**TASK GOAL**:
Reply with one number: the count of lines in the records below that hold "cups".

Figure content listings
"""

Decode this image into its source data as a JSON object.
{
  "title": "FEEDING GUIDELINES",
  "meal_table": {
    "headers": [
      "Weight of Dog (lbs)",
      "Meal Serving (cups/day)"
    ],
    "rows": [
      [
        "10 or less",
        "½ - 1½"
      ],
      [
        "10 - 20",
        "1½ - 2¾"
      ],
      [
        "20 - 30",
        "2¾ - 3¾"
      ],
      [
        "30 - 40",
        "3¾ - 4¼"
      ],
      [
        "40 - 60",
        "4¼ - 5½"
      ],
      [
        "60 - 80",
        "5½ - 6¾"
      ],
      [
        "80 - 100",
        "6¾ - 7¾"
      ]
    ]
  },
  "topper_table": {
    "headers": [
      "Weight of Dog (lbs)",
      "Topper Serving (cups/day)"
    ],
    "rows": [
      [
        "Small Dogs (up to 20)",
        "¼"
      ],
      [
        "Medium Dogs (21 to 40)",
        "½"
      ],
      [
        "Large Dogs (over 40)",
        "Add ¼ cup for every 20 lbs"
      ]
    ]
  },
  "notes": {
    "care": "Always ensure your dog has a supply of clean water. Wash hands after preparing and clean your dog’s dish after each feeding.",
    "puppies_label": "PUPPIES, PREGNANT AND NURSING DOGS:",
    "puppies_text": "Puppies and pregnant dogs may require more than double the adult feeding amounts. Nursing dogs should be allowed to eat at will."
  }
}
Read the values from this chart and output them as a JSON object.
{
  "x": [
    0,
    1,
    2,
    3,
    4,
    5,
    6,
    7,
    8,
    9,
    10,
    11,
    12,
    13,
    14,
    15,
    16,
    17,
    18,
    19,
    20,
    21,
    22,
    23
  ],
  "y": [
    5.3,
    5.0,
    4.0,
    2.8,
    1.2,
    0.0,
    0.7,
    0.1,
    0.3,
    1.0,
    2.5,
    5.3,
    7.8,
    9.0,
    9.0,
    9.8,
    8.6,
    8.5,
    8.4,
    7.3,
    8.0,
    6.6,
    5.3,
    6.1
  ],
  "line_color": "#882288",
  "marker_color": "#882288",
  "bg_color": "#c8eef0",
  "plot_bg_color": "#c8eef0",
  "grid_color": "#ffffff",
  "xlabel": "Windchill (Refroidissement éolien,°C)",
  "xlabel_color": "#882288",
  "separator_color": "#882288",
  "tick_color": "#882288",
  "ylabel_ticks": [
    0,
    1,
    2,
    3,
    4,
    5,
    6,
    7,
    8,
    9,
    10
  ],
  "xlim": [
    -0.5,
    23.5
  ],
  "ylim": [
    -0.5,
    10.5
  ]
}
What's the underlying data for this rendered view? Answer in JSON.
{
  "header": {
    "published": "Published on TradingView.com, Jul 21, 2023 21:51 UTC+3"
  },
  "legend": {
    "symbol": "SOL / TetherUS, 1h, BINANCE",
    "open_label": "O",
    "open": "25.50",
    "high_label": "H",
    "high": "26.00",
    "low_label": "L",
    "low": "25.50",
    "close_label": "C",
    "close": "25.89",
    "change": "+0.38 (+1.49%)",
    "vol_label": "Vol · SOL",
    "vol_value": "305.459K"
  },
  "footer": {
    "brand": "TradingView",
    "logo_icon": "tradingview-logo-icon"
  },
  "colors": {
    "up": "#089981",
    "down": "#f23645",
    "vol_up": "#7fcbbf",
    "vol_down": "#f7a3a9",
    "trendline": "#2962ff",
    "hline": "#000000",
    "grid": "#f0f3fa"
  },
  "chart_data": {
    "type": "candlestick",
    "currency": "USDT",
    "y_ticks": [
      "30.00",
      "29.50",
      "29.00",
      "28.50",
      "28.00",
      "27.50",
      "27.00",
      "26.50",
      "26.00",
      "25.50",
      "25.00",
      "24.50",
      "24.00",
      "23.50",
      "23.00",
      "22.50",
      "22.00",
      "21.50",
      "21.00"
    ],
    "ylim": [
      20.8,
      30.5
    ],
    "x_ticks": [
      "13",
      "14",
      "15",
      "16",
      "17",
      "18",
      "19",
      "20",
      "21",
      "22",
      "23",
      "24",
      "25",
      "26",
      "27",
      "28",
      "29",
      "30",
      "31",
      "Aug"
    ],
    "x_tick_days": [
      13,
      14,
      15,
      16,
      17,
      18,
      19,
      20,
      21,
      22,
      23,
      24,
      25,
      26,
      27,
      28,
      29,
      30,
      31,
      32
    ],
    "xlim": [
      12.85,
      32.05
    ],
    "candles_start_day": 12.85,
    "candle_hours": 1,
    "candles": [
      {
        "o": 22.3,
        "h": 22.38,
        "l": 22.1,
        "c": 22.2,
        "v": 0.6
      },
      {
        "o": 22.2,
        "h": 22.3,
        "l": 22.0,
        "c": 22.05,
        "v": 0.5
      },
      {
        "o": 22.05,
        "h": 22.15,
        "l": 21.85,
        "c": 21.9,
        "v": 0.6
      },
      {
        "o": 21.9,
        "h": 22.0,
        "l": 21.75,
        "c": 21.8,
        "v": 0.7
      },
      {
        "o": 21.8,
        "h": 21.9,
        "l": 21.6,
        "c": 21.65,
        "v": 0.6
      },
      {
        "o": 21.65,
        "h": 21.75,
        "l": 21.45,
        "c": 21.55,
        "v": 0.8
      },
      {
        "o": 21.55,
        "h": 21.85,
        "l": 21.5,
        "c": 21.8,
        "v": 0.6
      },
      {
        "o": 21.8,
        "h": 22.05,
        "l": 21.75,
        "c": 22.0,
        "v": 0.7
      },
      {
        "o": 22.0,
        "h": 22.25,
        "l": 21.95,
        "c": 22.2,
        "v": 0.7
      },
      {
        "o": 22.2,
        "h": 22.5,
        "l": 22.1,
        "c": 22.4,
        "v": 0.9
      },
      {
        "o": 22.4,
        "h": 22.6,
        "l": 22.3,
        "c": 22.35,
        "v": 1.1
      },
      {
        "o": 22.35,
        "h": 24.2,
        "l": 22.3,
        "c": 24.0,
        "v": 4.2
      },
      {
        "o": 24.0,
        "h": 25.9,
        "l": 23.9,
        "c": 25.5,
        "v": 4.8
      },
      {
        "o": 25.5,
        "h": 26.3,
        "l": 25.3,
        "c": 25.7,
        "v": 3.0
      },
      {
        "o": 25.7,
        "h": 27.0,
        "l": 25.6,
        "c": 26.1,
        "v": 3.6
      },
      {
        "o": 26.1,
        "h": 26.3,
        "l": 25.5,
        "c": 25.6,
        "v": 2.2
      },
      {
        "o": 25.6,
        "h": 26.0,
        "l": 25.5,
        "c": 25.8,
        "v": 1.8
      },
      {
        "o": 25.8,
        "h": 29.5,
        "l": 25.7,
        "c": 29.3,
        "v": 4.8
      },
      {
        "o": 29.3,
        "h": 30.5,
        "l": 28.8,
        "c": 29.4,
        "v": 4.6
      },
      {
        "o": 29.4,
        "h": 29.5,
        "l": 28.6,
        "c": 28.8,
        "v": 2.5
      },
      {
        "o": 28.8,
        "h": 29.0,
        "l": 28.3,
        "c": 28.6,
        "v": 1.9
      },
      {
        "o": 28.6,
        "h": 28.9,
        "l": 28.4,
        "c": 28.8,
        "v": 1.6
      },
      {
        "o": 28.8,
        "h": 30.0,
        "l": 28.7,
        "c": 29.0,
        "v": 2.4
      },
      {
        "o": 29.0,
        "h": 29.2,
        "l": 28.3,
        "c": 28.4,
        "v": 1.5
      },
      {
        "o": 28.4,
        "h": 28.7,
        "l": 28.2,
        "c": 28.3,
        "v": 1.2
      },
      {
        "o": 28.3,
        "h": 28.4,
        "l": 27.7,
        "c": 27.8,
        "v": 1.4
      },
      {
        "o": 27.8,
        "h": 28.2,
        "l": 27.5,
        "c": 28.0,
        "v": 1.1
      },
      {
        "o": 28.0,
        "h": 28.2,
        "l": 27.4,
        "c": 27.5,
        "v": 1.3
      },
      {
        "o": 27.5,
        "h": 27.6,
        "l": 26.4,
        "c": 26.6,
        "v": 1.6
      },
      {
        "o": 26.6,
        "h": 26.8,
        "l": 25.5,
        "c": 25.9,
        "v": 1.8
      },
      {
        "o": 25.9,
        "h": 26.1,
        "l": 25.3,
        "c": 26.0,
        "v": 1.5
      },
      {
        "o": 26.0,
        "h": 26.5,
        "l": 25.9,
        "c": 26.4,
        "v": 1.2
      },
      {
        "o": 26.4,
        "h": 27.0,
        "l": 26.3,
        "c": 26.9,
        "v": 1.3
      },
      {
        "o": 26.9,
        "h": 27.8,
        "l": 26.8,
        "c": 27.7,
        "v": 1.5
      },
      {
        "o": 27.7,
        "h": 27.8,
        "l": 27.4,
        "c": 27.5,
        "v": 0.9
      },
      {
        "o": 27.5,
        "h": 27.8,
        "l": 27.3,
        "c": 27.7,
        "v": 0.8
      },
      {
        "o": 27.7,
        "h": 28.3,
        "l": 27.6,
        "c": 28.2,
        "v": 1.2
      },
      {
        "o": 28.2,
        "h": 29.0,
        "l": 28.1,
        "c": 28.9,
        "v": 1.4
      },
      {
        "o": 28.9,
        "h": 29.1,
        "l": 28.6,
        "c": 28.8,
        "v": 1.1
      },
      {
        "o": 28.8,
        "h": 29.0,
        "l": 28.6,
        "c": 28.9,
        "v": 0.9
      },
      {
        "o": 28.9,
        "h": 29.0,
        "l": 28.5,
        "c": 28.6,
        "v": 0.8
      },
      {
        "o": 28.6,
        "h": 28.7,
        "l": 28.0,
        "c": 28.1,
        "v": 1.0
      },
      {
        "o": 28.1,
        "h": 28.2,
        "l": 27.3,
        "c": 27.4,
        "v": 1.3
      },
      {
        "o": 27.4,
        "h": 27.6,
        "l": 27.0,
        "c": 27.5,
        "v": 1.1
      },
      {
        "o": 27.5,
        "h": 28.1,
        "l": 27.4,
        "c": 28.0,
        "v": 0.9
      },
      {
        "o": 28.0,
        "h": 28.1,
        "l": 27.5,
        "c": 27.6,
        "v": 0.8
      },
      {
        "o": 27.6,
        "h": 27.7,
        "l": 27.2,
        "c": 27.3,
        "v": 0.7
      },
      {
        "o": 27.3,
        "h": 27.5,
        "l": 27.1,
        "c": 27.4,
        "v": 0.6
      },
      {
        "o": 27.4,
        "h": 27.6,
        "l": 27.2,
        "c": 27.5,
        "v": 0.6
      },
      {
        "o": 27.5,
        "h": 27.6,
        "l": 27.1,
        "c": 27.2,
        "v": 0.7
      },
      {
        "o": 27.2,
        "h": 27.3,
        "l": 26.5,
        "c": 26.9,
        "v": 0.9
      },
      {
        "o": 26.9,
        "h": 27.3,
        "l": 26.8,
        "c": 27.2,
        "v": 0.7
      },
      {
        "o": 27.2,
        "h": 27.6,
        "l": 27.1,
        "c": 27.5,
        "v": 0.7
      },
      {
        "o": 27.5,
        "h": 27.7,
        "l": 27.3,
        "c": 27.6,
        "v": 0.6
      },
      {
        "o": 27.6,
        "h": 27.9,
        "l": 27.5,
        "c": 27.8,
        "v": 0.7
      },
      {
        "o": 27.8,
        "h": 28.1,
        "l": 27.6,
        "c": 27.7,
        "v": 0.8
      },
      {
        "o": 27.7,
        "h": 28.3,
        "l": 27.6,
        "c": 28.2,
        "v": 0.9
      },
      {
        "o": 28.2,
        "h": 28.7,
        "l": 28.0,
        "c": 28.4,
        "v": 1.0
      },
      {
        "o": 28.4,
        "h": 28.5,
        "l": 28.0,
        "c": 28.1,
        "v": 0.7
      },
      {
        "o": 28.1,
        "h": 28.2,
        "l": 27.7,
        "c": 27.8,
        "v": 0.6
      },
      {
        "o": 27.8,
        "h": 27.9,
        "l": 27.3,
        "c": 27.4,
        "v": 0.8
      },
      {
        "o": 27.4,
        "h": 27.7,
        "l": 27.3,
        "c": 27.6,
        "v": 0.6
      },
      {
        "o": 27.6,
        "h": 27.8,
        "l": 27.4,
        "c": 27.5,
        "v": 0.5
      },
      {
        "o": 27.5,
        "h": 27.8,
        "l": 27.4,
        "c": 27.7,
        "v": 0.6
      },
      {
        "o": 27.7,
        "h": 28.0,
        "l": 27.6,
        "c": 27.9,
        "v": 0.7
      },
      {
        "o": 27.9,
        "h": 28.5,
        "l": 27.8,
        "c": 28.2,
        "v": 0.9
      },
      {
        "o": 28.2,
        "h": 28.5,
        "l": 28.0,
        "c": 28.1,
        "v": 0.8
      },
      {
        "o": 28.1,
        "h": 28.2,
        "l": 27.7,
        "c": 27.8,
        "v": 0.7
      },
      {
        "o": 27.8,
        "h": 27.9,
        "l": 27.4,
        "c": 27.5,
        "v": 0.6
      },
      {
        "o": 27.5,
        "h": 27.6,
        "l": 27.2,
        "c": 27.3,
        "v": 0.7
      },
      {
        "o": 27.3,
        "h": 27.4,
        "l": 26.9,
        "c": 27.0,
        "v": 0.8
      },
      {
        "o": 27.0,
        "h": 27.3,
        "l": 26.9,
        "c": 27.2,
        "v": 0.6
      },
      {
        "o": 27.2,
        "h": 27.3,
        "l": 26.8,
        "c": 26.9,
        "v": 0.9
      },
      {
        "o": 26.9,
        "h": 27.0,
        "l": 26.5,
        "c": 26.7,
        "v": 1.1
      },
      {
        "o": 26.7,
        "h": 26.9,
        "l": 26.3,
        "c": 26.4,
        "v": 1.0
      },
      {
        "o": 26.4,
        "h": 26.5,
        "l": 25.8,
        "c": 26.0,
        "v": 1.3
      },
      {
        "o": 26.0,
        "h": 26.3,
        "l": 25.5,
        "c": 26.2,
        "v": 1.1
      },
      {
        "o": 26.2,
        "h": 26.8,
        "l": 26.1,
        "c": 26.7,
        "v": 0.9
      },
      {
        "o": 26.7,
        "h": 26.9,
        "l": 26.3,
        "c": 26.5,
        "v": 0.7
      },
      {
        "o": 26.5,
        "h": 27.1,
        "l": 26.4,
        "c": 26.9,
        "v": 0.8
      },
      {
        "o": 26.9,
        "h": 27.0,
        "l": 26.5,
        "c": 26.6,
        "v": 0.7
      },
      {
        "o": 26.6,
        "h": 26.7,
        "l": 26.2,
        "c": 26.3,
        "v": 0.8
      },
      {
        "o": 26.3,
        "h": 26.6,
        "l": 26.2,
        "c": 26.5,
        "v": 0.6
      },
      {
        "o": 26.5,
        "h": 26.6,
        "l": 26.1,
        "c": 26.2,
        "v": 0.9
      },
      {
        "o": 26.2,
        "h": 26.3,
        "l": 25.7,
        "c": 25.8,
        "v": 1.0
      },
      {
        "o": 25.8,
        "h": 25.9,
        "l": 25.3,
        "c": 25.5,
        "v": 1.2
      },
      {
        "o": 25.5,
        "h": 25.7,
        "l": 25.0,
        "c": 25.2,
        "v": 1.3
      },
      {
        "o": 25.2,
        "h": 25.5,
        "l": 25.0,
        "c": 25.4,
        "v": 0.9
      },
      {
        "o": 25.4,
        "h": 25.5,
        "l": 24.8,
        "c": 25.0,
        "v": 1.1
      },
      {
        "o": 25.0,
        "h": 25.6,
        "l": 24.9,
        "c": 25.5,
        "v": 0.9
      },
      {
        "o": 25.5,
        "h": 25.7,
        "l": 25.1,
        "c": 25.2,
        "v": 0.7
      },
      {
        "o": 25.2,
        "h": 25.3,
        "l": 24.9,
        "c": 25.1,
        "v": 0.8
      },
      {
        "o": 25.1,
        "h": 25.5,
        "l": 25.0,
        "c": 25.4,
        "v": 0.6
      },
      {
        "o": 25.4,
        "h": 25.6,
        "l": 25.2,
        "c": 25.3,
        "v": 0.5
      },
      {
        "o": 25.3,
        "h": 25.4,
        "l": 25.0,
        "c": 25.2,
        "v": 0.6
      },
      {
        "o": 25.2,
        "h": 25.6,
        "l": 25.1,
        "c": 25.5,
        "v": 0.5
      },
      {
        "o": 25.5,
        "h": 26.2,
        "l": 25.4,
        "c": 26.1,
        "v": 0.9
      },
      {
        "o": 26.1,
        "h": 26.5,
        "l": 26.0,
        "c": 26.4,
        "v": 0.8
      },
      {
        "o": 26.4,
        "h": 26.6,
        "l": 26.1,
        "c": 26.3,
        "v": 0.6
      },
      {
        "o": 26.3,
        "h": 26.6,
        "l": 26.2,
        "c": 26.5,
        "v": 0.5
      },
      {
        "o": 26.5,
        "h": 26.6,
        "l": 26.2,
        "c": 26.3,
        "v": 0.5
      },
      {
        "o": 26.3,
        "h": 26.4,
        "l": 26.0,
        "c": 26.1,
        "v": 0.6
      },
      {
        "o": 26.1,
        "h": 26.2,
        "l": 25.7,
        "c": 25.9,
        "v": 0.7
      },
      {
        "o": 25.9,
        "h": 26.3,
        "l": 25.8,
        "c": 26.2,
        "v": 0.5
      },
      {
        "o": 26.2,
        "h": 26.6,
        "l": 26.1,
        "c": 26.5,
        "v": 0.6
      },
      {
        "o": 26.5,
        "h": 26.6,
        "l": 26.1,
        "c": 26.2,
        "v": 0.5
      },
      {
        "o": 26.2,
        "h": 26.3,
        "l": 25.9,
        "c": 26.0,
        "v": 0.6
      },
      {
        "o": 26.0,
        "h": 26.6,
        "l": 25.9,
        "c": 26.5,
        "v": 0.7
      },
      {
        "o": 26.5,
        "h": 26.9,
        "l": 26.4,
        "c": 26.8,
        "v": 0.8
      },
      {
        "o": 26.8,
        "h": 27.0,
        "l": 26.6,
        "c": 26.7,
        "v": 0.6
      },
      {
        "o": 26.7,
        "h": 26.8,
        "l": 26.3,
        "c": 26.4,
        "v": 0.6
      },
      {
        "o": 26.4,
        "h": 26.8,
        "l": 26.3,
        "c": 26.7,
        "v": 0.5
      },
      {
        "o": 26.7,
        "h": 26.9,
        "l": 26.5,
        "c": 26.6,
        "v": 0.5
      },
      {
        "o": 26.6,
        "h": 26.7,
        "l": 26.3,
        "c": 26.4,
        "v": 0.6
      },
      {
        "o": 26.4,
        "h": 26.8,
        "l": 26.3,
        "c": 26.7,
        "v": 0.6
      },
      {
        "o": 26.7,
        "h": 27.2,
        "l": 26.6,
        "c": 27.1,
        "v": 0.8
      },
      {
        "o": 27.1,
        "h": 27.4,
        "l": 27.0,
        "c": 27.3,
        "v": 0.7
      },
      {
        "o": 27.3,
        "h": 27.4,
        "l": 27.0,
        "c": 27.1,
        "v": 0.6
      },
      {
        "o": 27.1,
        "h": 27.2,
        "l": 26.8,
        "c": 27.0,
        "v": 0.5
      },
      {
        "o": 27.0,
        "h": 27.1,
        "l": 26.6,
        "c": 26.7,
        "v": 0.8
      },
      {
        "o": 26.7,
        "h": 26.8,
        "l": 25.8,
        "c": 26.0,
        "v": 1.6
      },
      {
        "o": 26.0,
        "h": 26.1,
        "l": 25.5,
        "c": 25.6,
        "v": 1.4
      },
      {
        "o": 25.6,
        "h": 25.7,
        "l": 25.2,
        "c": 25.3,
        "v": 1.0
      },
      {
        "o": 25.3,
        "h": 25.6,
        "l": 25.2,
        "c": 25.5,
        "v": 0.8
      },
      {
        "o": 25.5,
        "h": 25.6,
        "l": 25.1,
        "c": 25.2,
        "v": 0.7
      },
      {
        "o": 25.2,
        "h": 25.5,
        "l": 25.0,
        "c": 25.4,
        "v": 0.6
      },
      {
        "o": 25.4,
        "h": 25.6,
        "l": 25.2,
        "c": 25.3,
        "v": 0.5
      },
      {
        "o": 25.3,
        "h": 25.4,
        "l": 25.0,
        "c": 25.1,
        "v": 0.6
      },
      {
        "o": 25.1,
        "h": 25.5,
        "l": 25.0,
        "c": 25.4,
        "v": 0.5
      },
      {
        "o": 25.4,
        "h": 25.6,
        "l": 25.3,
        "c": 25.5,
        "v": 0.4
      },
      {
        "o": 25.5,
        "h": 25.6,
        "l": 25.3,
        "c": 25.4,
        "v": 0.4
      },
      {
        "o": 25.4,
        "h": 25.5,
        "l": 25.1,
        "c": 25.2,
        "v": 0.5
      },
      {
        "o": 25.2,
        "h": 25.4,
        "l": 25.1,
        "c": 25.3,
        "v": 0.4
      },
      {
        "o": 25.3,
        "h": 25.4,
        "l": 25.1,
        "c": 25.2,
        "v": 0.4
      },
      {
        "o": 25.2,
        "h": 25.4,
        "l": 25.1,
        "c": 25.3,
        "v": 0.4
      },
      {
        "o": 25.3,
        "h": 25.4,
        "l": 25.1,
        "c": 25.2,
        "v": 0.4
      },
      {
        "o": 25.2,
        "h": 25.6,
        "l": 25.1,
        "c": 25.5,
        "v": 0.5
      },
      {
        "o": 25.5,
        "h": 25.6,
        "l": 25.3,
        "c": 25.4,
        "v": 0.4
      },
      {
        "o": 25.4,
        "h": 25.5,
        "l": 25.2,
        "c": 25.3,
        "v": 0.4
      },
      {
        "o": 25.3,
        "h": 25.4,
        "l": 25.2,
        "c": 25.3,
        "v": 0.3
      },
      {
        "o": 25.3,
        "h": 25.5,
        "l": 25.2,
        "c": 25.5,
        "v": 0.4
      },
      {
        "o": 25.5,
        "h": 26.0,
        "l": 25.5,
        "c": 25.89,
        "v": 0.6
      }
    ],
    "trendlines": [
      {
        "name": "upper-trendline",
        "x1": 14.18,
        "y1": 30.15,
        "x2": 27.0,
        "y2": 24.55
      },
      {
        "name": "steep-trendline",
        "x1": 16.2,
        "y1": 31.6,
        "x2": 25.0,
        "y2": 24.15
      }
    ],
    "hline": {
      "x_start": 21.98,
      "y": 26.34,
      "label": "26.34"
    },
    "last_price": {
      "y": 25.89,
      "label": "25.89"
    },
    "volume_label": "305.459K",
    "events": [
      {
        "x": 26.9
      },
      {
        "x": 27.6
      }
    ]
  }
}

"""

**TASK OUTPUT**:
2